* Required work *
Collect from the data below each line with "none".

Dataset entries
= = = = =

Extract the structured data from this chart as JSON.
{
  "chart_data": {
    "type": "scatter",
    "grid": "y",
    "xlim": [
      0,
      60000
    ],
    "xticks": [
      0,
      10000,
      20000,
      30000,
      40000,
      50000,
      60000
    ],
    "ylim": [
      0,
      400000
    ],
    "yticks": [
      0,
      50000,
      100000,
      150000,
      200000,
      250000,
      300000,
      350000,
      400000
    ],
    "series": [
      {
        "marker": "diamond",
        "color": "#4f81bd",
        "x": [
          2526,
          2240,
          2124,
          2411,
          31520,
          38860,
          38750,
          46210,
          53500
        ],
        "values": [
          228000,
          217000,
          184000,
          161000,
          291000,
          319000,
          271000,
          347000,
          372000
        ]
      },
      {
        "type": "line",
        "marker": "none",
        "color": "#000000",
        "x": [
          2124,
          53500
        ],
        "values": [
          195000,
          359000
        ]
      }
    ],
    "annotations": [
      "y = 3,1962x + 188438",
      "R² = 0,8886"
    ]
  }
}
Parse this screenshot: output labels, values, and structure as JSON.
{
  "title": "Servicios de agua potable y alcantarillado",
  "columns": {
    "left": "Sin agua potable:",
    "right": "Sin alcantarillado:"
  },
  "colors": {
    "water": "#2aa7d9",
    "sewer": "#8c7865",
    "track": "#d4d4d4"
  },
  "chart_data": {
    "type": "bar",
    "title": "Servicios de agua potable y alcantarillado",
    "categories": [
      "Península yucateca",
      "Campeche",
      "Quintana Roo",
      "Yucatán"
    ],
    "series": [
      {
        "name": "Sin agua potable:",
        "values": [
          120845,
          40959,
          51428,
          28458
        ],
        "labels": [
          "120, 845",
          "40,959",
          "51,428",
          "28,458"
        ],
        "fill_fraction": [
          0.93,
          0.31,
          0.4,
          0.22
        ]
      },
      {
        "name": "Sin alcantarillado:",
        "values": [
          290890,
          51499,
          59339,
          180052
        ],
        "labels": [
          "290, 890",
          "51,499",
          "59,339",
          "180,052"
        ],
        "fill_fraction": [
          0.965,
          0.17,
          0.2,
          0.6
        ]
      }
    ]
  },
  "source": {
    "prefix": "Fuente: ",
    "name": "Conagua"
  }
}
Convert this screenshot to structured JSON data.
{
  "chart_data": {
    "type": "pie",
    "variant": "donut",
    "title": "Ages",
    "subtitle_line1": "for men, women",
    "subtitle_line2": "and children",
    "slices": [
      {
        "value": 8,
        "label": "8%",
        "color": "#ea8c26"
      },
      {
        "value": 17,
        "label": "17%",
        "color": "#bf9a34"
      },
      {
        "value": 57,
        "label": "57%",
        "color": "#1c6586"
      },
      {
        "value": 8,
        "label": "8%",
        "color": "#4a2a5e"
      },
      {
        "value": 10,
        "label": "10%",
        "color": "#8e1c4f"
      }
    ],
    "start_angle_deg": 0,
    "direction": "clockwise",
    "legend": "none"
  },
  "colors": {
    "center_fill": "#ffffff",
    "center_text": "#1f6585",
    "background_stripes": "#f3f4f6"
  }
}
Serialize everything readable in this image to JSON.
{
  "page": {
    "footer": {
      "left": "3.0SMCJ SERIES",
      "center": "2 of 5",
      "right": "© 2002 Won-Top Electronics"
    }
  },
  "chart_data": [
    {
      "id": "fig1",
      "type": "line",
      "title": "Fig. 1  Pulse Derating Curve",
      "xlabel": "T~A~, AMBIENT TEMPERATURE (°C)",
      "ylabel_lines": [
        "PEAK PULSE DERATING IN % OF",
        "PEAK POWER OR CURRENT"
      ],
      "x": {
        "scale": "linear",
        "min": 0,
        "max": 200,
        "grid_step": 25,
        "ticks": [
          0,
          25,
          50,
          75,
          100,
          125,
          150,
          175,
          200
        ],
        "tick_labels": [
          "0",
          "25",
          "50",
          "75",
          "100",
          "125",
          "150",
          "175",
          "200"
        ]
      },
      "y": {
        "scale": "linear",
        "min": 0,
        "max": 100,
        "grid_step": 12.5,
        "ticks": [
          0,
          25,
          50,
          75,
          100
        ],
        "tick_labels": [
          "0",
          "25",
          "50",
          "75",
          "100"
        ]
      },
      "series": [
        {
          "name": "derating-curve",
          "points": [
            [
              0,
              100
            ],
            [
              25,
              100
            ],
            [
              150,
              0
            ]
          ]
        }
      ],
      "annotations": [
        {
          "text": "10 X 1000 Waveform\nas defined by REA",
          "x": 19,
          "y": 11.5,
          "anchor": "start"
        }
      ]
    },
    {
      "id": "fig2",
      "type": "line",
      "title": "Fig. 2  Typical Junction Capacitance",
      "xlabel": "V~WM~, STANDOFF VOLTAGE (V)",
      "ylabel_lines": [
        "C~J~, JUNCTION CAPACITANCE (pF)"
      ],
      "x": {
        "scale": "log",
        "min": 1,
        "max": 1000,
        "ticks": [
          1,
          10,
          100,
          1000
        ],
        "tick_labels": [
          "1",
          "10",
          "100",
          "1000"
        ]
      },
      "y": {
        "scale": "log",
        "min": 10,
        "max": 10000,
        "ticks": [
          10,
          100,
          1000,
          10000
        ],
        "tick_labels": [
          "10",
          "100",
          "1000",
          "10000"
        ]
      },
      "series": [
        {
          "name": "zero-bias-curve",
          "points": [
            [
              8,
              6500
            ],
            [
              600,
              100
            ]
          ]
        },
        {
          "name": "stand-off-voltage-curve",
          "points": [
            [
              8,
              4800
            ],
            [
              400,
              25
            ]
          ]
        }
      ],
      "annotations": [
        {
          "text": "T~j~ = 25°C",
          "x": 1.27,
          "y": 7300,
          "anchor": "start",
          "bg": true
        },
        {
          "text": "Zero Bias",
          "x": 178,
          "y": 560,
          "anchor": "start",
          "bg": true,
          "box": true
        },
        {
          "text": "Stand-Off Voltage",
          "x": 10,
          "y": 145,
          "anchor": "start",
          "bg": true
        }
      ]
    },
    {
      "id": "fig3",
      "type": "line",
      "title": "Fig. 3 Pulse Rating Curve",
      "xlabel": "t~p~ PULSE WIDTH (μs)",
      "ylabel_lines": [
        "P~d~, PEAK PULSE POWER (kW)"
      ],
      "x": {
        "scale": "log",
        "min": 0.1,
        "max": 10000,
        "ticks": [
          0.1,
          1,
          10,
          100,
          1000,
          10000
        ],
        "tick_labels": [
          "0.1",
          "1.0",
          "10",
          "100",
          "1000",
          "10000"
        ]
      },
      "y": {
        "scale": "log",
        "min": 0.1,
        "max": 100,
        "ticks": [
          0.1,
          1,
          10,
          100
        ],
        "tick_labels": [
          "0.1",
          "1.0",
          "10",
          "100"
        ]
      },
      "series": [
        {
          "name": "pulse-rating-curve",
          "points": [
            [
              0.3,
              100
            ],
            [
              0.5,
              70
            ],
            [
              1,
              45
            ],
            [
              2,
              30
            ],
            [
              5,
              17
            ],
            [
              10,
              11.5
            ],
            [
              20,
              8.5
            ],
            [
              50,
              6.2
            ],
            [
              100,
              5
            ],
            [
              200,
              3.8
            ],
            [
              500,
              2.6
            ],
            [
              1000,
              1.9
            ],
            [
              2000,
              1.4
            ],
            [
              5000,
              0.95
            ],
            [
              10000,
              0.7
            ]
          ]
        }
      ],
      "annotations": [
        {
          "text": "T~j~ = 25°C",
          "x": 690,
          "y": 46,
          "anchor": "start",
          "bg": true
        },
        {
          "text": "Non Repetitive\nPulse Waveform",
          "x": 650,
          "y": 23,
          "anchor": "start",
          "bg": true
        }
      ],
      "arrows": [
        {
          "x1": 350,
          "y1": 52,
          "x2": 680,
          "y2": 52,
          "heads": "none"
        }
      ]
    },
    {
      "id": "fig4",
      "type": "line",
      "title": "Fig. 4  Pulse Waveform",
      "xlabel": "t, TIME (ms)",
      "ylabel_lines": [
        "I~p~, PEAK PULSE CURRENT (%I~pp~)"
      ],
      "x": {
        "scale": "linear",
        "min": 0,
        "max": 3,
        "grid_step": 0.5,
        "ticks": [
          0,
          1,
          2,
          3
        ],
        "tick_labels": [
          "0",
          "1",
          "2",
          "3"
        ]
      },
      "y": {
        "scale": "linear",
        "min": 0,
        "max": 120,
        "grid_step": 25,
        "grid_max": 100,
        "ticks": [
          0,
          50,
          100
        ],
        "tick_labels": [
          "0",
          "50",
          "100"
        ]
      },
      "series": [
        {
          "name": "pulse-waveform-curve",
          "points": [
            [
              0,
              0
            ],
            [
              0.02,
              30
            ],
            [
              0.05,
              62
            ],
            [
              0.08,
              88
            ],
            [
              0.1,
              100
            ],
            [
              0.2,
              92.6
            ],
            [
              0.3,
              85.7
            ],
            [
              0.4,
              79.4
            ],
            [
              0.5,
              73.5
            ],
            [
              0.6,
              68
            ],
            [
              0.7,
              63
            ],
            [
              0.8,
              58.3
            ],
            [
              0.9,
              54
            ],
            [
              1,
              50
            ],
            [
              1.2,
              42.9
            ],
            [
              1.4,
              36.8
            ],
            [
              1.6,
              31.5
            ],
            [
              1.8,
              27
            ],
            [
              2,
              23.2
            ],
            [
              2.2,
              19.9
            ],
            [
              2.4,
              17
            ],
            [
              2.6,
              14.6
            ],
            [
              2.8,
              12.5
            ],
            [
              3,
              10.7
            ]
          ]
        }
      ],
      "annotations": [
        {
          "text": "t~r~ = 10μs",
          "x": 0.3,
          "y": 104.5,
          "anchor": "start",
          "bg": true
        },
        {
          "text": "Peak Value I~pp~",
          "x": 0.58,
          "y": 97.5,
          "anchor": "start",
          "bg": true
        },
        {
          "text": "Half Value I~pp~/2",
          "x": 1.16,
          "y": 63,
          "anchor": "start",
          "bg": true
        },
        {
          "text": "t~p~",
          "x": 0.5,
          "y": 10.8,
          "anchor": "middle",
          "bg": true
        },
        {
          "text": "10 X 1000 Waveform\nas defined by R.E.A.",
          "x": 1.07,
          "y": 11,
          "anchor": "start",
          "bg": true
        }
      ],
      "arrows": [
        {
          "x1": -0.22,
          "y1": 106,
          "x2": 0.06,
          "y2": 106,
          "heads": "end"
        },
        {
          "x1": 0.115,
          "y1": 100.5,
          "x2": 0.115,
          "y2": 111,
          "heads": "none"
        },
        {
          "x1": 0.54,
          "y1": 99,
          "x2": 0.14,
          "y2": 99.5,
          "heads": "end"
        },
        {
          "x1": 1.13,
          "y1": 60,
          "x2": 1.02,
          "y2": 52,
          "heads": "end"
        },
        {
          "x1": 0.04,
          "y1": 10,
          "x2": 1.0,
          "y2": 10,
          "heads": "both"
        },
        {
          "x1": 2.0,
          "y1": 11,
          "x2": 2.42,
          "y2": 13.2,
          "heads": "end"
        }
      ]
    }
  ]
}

= = = = =

* Task result *
        "marker": "none",
    "legend": "none"
          "heads": "none"
          "heads": "none"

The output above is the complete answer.